Source text —
This blog provides an informal forum for terrestrial invertebrate watchers to post recent sightings of interesting observations in the southern Vancouver Island region. Please send your sightings by email to Jeremy Tatum (tatumjb352@gmail.com). Be sure to include your name, phone number, the species name (common or scientific) of the invertebrate you saw, location, date, and number of individuals. If you have a photograph you are willing to share, please send it along. Click on the title above for an index of past sightings.The index is updated most days.

October 16

2019 October 16

 

    Jeff Gaskin writes:  Today, Oct 16  I saw a Cabbage White in the Gorge Park community garden.  Also, if you look on eBird for Oct. 13, 8:40 ,  I believe ,  Randy Dzenkiw saw a Painted Lady at Whiffin Spit on that day.

 

   Jochen Möhr’s moths from Metchosin this morning.    Tetracis jubararia/pallulata  and Drepanulatrix secundaria/monicaria  are two pairs that can be very difficult to separate, because the variation within a species seems to be greater than the difference between them, and a lot also depends on state of wear.  Viewers, I hope, will forgive us if we don’t always identify them to species.  The Tetracis shown on October 6 is guaranteed jubararia it was reared from caterpillar on Snowberry.   T. pallulata is a conifer feeder.

 

 

Tetracis jubararia/pallulata (Lep.: Geometridae)  Jochen Möhr

 


Tetracis jubararia/pallulata (Lep.: Geometridae)  Jochen Möhr

 


Drepanulatrix secundaria/monicaria  (Lep.: Geometridae)  Jochen  Möhr

 


Eupithecia tripunctaria (Lep.: Geometridae)

Sunira decipiens (Lep.: Noctuidae)

Drepanulatrix secundaria/monicaria  (Lep.: Geometridae)

Jochen Möhr

 

   Mr E found this spider inside a residence on Prospect Lake Road on October 15:

 


Steatoda grossa (Ara.: Theridiidae)  Mr E

 


Steatoda grossa (Ara.: Theridiidae)  Mr E

 


Steatoda grossa (Ara.: Theridiidae)  Mr E

 

   Jody Wells forwards a photograph from C.D. Mazoff of a tick on the face of a Brewer’s Blackbird.  We cannot tell from the photograph exactly which species of tick it is.  In a recent paper, seven species of tick were recorded from passerine birds in Canada – six of them from the genus Ixodes, and one from Haemaphysalis.   The tick will probably drop off when it is engorged.

(Collection entries)
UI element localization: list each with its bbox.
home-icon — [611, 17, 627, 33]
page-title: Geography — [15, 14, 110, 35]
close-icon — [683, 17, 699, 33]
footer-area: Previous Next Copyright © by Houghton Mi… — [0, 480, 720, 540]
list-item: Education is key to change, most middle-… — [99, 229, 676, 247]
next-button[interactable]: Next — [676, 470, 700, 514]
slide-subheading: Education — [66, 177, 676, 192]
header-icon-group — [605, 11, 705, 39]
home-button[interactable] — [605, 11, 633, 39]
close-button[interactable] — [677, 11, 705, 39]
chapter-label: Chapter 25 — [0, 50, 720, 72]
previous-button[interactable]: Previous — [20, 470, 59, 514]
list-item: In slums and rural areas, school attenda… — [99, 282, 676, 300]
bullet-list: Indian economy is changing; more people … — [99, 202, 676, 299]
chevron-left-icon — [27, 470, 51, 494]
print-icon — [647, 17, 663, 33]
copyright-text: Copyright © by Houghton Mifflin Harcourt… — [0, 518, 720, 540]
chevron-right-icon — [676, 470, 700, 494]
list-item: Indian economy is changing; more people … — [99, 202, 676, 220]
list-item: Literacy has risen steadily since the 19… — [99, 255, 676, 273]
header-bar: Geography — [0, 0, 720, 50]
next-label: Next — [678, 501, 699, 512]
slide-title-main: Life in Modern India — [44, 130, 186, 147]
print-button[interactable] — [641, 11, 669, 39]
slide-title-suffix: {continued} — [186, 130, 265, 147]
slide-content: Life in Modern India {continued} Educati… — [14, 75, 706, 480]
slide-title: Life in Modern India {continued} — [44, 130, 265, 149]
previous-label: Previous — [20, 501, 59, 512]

Tasks —
• A. Answer these questions from the invertebrate sightings post.
(i) Where did Jeff Gaskin see a Cabbage White on October 16?
(ii) What plant was the Tetracis shown on October 6 reared on as a caterpillar?
(iii) Where did Mr E find the spider?
• B. Reproduce the stretch of the invertebrate sightings post from "Jochen Möhr’s moths" through "a conifer feeder.".

Results of the tasks —
• A.
(i) In the Gorge Park community garden.
(ii) Snowberry.
(iii) Inside a residence on Prospect Lake Road.

• B.
Jochen Möhr’s moths from Metchosin this morning.    Tetracis jubararia/pallulata  and Drepanulatrix secundaria/monicaria  are two pairs that can be very difficult to separate, because the variation within a species seems to be greater than the difference between them, and a lot also depends on state of wear.  Viewers, I hope, will forgive us if we don’t always identify them to species.  The Tetracis shown on October 6 is guaranteed jubararia it was reared from caterpillar on Snowberry.   T. pallulata is a conifer feeder.